■ TO BE DONE ■
Restate the material word for word and leave out anything that is a picture.

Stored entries
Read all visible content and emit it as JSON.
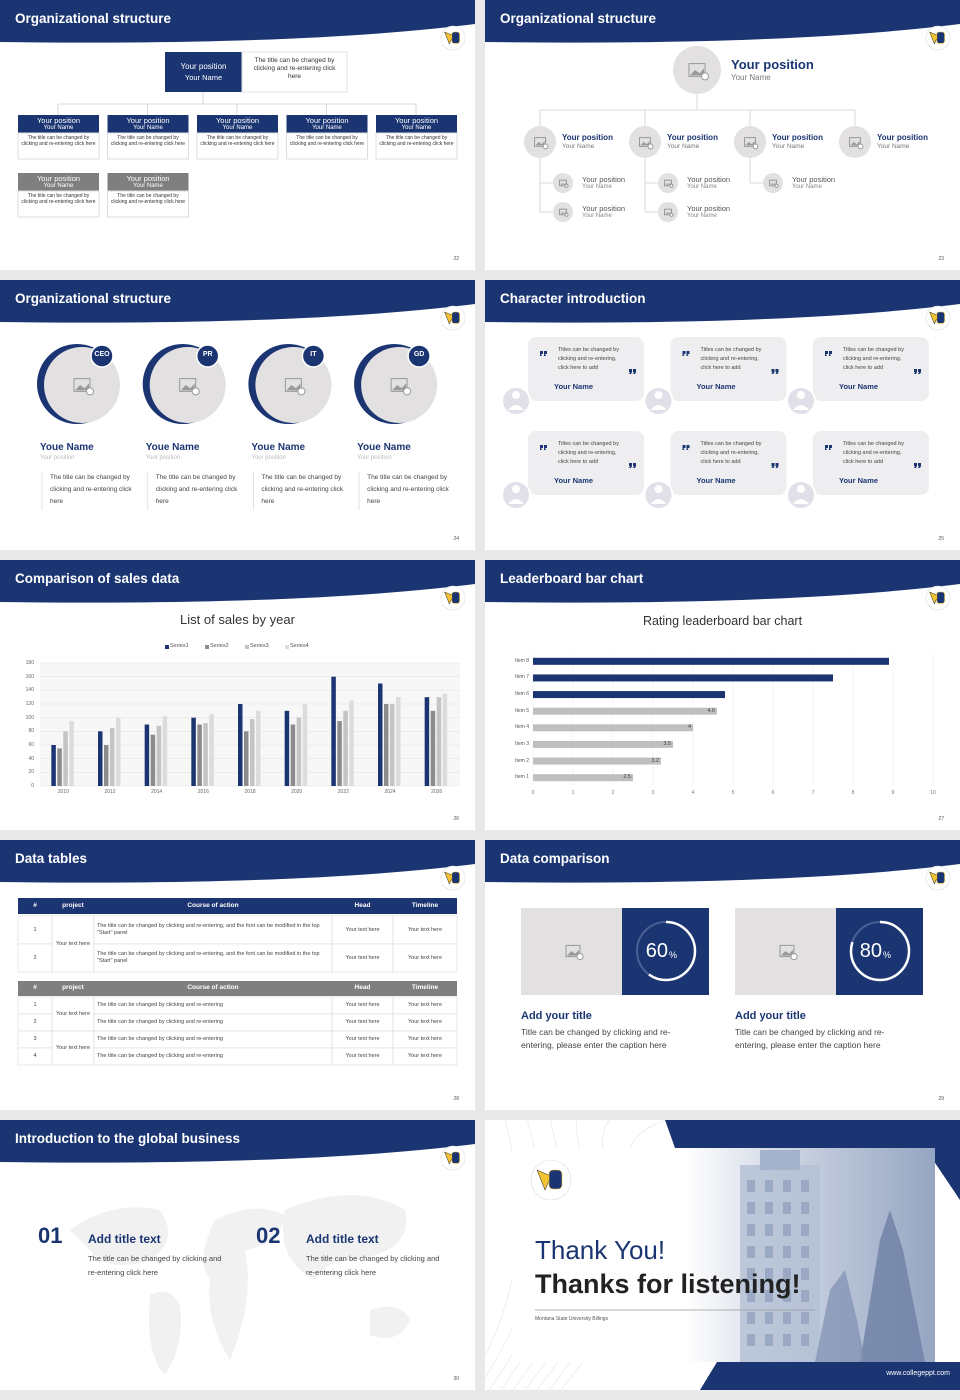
{
  "slides": [
    {
      "title": "Organizational structure",
      "page": "22",
      "top": {
        "position": "Your position",
        "name": "Your Name",
        "text": "The title can be changed by clicking and re-entering click here"
      },
      "boxes": [
        {
          "position": "Your position",
          "name": "Your Name",
          "text": "The title can be changed by clicking and re-entering click here"
        },
        {
          "position": "Your position",
          "name": "Your Name",
          "text": "The title can be changed by clicking and re-entering click here"
        },
        {
          "position": "Your position",
          "name": "Your Name",
          "text": "The title can be changed by clicking and re-entering click here"
        },
        {
          "position": "Your position",
          "name": "Your Name",
          "text": "The title can be changed by clicking and re-entering click here"
        },
        {
          "position": "Your position",
          "name": "Your Name",
          "text": "The title can be changed by clicking and re-entering click here"
        },
        {
          "position": "Your position",
          "name": "Your Name",
          "text": "The title can be changed by clicking and re-entering click here"
        },
        {
          "position": "Your position",
          "name": "Your Name",
          "text": "The title can be changed by clicking and re-entering click here"
        }
      ]
    },
    {
      "title": "Organizational structure",
      "page": "23",
      "top": {
        "position": "Your position",
        "name": "Your Name"
      },
      "members": [
        {
          "position": "Your position",
          "name": "Your Name",
          "subs": [
            {
              "position": "Your position",
              "name": "Your Name"
            },
            {
              "position": "Your position",
              "name": "Your Name"
            }
          ]
        },
        {
          "position": "Your position",
          "name": "Your Name",
          "subs": [
            {
              "position": "Your position",
              "name": "Your Name"
            },
            {
              "position": "Your position",
              "name": "Your Name"
            }
          ]
        },
        {
          "position": "Your position",
          "name": "Your Name",
          "subs": [
            {
              "position": "Your position",
              "name": "Your Name"
            }
          ]
        },
        {
          "position": "Your position",
          "name": "Your Name",
          "subs": []
        }
      ]
    },
    {
      "title": "Organizational structure",
      "page": "24",
      "people": [
        {
          "badge": "CEO",
          "name": "Youe Name",
          "position": "Your position",
          "text": "The title can be changed by clicking and re-entering click here"
        },
        {
          "badge": "PR",
          "name": "Youe Name",
          "position": "Your position",
          "text": "The title can be changed by clicking and re-entering click here"
        },
        {
          "badge": "IT",
          "name": "Youe Name",
          "position": "Your position",
          "text": "The title can be changed by clicking and re-entering click here"
        },
        {
          "badge": "GD",
          "name": "Youe Name",
          "position": "Your position",
          "text": "The title can be changed by clicking and re-entering click here"
        }
      ]
    },
    {
      "title": "Character introduction",
      "page": "25",
      "cards": [
        {
          "text": "Titles can be changed by clicking and re-entering, click here to add",
          "name": "Your Name"
        },
        {
          "text": "Titles can be changed by clicking and re-entering, click here to add",
          "name": "Your Name"
        },
        {
          "text": "Titles can be changed by clicking and re-entering, click here to add",
          "name": "Your Name"
        },
        {
          "text": "Titles can be changed by clicking and re-entering, click here to add",
          "name": "Your Name"
        },
        {
          "text": "Titles can be changed by clicking and re-entering, click here to add",
          "name": "Your Name"
        },
        {
          "text": "Titles can be changed by clicking and re-entering, click here to add",
          "name": "Your Name"
        }
      ]
    },
    {
      "title": "Comparison of sales data",
      "page": "26",
      "chart_data": {
        "type": "bar",
        "title": "List of sales by year",
        "categories": [
          "2010",
          "2012",
          "2014",
          "2016",
          "2018",
          "2020",
          "2022",
          "2024",
          "2026"
        ],
        "series": [
          {
            "name": "Series1",
            "color": "#1b3572",
            "values": [
              60,
              80,
              90,
              100,
              120,
              110,
              160,
              150,
              130
            ]
          },
          {
            "name": "Series2",
            "color": "#8c8c8c",
            "values": [
              55,
              60,
              75,
              90,
              80,
              90,
              95,
              120,
              110
            ]
          },
          {
            "name": "Series3",
            "color": "#c4c4c4",
            "values": [
              80,
              85,
              88,
              92,
              98,
              100,
              110,
              120,
              130
            ]
          },
          {
            "name": "Series4",
            "color": "#dcdcdc",
            "values": [
              95,
              100,
              102,
              105,
              110,
              120,
              125,
              130,
              135
            ]
          }
        ],
        "ylim": [
          0,
          180
        ],
        "yticks": [
          0,
          20,
          40,
          60,
          80,
          100,
          120,
          140,
          160,
          180
        ],
        "grid": true,
        "legend": "top"
      }
    },
    {
      "title": "Leaderboard bar chart",
      "page": "27",
      "chart_data": {
        "type": "barh",
        "title": "Rating leaderboard bar chart",
        "categories": [
          "Item 1",
          "Item 2",
          "Item 3",
          "Item 4",
          "Item 5",
          "Item 6",
          "Item 7",
          "Item 8"
        ],
        "values": [
          2.5,
          3.2,
          3.5,
          4,
          4.6,
          4.8,
          7.5,
          8.9
        ],
        "value_labels": [
          "2.5",
          "3.2",
          "3.5",
          "4",
          "4.6",
          null,
          null,
          null
        ],
        "colors": [
          "#bfbfbf",
          "#bfbfbf",
          "#bfbfbf",
          "#bfbfbf",
          "#bfbfbf",
          "#1b3572",
          "#1b3572",
          "#1b3572"
        ],
        "xlim": [
          0,
          10
        ],
        "xticks": [
          0,
          1,
          2,
          3,
          4,
          5,
          6,
          7,
          8,
          9,
          10
        ],
        "grid": true
      }
    },
    {
      "title": "Data tables",
      "page": "28",
      "tables": [
        {
          "header": [
            "#",
            "project",
            "Course of action",
            "Head",
            "Timeline"
          ],
          "rows": [
            [
              "1",
              "Your text here",
              "The title can be changed by clicking and re-entering, and the font can be modified in the top \"Start\" panel",
              "Your text here",
              "Your text here"
            ],
            [
              "2",
              null,
              "The title can be changed by clicking and re-entering, and the font can be modified in the top \"Start\" panel",
              "Your text here",
              "Your text here"
            ]
          ]
        },
        {
          "header": [
            "#",
            "project",
            "Course of action",
            "Head",
            "Timeline"
          ],
          "rows": [
            [
              "1",
              "Your text here",
              "The title can be changed by clicking and re-entering",
              "Your text here",
              "Your text here"
            ],
            [
              "2",
              null,
              "The title can be changed by clicking and re-entering",
              "Your text here",
              "Your text here"
            ],
            [
              "3",
              "Your text here",
              "The title can be changed by clicking and re-entering",
              "Your text here",
              "Your text here"
            ],
            [
              "4",
              null,
              "The title can be changed by clicking and re-entering",
              "Your text here",
              "Your text here"
            ]
          ]
        }
      ]
    },
    {
      "title": "Data comparison",
      "page": "29",
      "items": [
        {
          "value": 60,
          "unit": "%",
          "title": "Add your title",
          "text": "Title can be changed by clicking and re-entering, please enter the caption here"
        },
        {
          "value": 80,
          "unit": "%",
          "title": "Add your title",
          "text": "Title can be changed by clicking and re-entering, please enter the caption here"
        }
      ]
    },
    {
      "title": "Introduction to the global business",
      "page": "30",
      "items": [
        {
          "number": "01",
          "title": "Add title text",
          "text": "The title can be changed by clicking and re-entering click here"
        },
        {
          "number": "02",
          "title": "Add title text",
          "text": "The title can be changed by clicking and re-entering click here"
        }
      ]
    },
    {
      "thanks": "Thank You!",
      "subtitle": "Thanks for listening!",
      "university": "Montana State University Billings",
      "url": "www.collegeppt.com"
    }
  ]
}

■ ANSWER TO THIS EXERCISE ■
Read all visible content and emit it as JSON.
{
  "slides": [
    {
      "title": "Organizational structure",
      "page": "22",
      "top": {
        "position": "Your position",
        "name": "Your Name",
        "text": "The title can be changed by clicking and re-entering click here"
      },
      "boxes": [
        {
          "position": "Your position",
          "name": "Your Name",
          "text": "The title can be changed by clicking and re-entering click here"
        },
        {
          "position": "Your position",
          "name": "Your Name",
          "text": "The title can be changed by clicking and re-entering click here"
        },
        {
          "position": "Your position",
          "name": "Your Name",
          "text": "The title can be changed by clicking and re-entering click here"
        },
        {
          "position": "Your position",
          "name": "Your Name",
          "text": "The title can be changed by clicking and re-entering click here"
        },
        {
          "position": "Your position",
          "name": "Your Name",
          "text": "The title can be changed by clicking and re-entering click here"
        },
        {
          "position": "Your position",
          "name": "Your Name",
          "text": "The title can be changed by clicking and re-entering click here"
        },
        {
          "position": "Your position",
          "name": "Your Name",
          "text": "The title can be changed by clicking and re-entering click here"
        }
      ]
    },
    {
      "title": "Organizational structure",
      "page": "23",
      "top": {
        "position": "Your position",
        "name": "Your Name"
      },
      "members": [
        {
          "position": "Your position",
          "name": "Your Name",
          "subs": [
            {
              "position": "Your position",
              "name": "Your Name"
            },
            {
              "position": "Your position",
              "name": "Your Name"
            }
          ]
        },
        {
          "position": "Your position",
          "name": "Your Name",
          "subs": [
            {
              "position": "Your position",
              "name": "Your Name"
            },
            {
              "position": "Your position",
              "name": "Your Name"
            }
          ]
        },
        {
          "position": "Your position",
          "name": "Your Name",
          "subs": [
            {
              "position": "Your position",
              "name": "Your Name"
            }
          ]
        },
        {
          "position": "Your position",
          "name": "Your Name",
          "subs": []
        }
      ]
    },
    {
      "title": "Organizational structure",
      "page": "24",
      "people": [
        {
          "badge": "CEO",
          "name": "Youe Name",
          "position": "Your position",
          "text": "The title can be changed by clicking and re-entering click here"
        },
        {
          "badge": "PR",
          "name": "Youe Name",
          "position": "Your position",
          "text": "The title can be changed by clicking and re-entering click here"
        },
        {
          "badge": "IT",
          "name": "Youe Name",
          "position": "Your position",
          "text": "The title can be changed by clicking and re-entering click here"
        },
        {
          "badge": "GD",
          "name": "Youe Name",
          "position": "Your position",
          "text": "The title can be changed by clicking and re-entering click here"
        }
      ]
    },
    {
      "title": "Character introduction",
      "page": "25",
      "cards": [
        {
          "text": "Titles can be changed by clicking and re-entering, click here to add",
          "name": "Your Name"
        },
        {
          "text": "Titles can be changed by clicking and re-entering, click here to add",
          "name": "Your Name"
        },
        {
          "text": "Titles can be changed by clicking and re-entering, click here to add",
          "name": "Your Name"
        },
        {
          "text": "Titles can be changed by clicking and re-entering, click here to add",
          "name": "Your Name"
        },
        {
          "text": "Titles can be changed by clicking and re-entering, click here to add",
          "name": "Your Name"
        },
        {
          "text": "Titles can be changed by clicking and re-entering, click here to add",
          "name": "Your Name"
        }
      ]
    },
    {
      "title": "Comparison of sales data",
      "page": "26",
      "chart_data": {
        "type": "bar",
        "title": "List of sales by year",
        "categories": [
          "2010",
          "2012",
          "2014",
          "2016",
          "2018",
          "2020",
          "2022",
          "2024",
          "2026"
        ],
        "series": [
          {
            "name": "Series1",
            "color": "#1b3572",
            "values": [
              60,
              80,
              90,
              100,
              120,
              110,
              160,
              150,
              130
            ]
          },
          {
            "name": "Series2",
            "color": "#8c8c8c",
            "values": [
              55,
              60,
              75,
              90,
              80,
              90,
              95,
              120,
              110
            ]
          },
          {
            "name": "Series3",
            "color": "#c4c4c4",
            "values": [
              80,
              85,
              88,
              92,
              98,
              100,
              110,
              120,
              130
            ]
          },
          {
            "name": "Series4",
            "color": "#dcdcdc",
            "values": [
              95,
              100,
              102,
              105,
              110,
              120,
              125,
              130,
              135
            ]
          }
        ],
        "ylim": [
          0,
          180
        ],
        "yticks": [
          0,
          20,
          40,
          60,
          80,
          100,
          120,
          140,
          160,
          180
        ],
        "grid": true,
        "legend": "top"
      }
    },
    {
      "title": "Leaderboard bar chart",
      "page": "27",
      "chart_data": {
        "type": "barh",
        "title": "Rating leaderboard bar chart",
        "categories": [
          "Item 1",
          "Item 2",
          "Item 3",
          "Item 4",
          "Item 5",
          "Item 6",
          "Item 7",
          "Item 8"
        ],
        "values": [
          2.5,
          3.2,
          3.5,
          4,
          4.6,
          4.8,
          7.5,
          8.9
        ],
        "value_labels": [
          "2.5",
          "3.2",
          "3.5",
          "4",
          "4.6",
          null,
          null,
          null
        ],
        "colors": [
          "#bfbfbf",
          "#bfbfbf",
          "#bfbfbf",
          "#bfbfbf",
          "#bfbfbf",
          "#1b3572",
          "#1b3572",
          "#1b3572"
        ],
        "xlim": [
          0,
          10
        ],
        "xticks": [
          0,
          1,
          2,
          3,
          4,
          5,
          6,
          7,
          8,
          9,
          10
        ],
        "grid": true
      }
    },
    {
      "title": "Data tables",
      "page": "28",
      "tables": [
        {
          "header": [
            "#",
            "project",
            "Course of action",
            "Head",
            "Timeline"
          ],
          "rows": [
            [
              "1",
              "Your text here",
              "The title can be changed by clicking and re-entering, and the font can be modified in the top \"Start\" panel",
              "Your text here",
              "Your text here"
            ],
            [
              "2",
              null,
              "The title can be changed by clicking and re-entering, and the font can be modified in the top \"Start\" panel",
              "Your text here",
              "Your text here"
            ]
          ]
        },
        {
          "header": [
            "#",
            "project",
            "Course of action",
            "Head",
            "Timeline"
          ],
          "rows": [
            [
              "1",
              "Your text here",
              "The title can be changed by clicking and re-entering",
              "Your text here",
              "Your text here"
            ],
            [
              "2",
              null,
              "The title can be changed by clicking and re-entering",
              "Your text here",
              "Your text here"
            ],
            [
              "3",
              "Your text here",
              "The title can be changed by clicking and re-entering",
              "Your text here",
              "Your text here"
            ],
            [
              "4",
              null,
              "The title can be changed by clicking and re-entering",
              "Your text here",
              "Your text here"
            ]
          ]
        }
      ]
    },
    {
      "title": "Data comparison",
      "page": "29",
      "items": [
        {
          "value": 60,
          "unit": "%",
          "title": "Add your title",
          "text": "Title can be changed by clicking and re-entering, please enter the caption here"
        },
        {
          "value": 80,
          "unit": "%",
          "title": "Add your title",
          "text": "Title can be changed by clicking and re-entering, please enter the caption here"
        }
      ]
    },
    {
      "title": "Introduction to the global business",
      "page": "30",
      "items": [
        {
          "number": "01",
          "title": "Add title text",
          "text": "The title can be changed by clicking and re-entering click here"
        },
        {
          "number": "02",
          "title": "Add title text",
          "text": "The title can be changed by clicking and re-entering click here"
        }
      ]
    },
    {
      "thanks": "Thank You!",
      "subtitle": "Thanks for listening!",
      "university": "Montana State University Billings",
      "url": "www.collegeppt.com"
    }
  ]
}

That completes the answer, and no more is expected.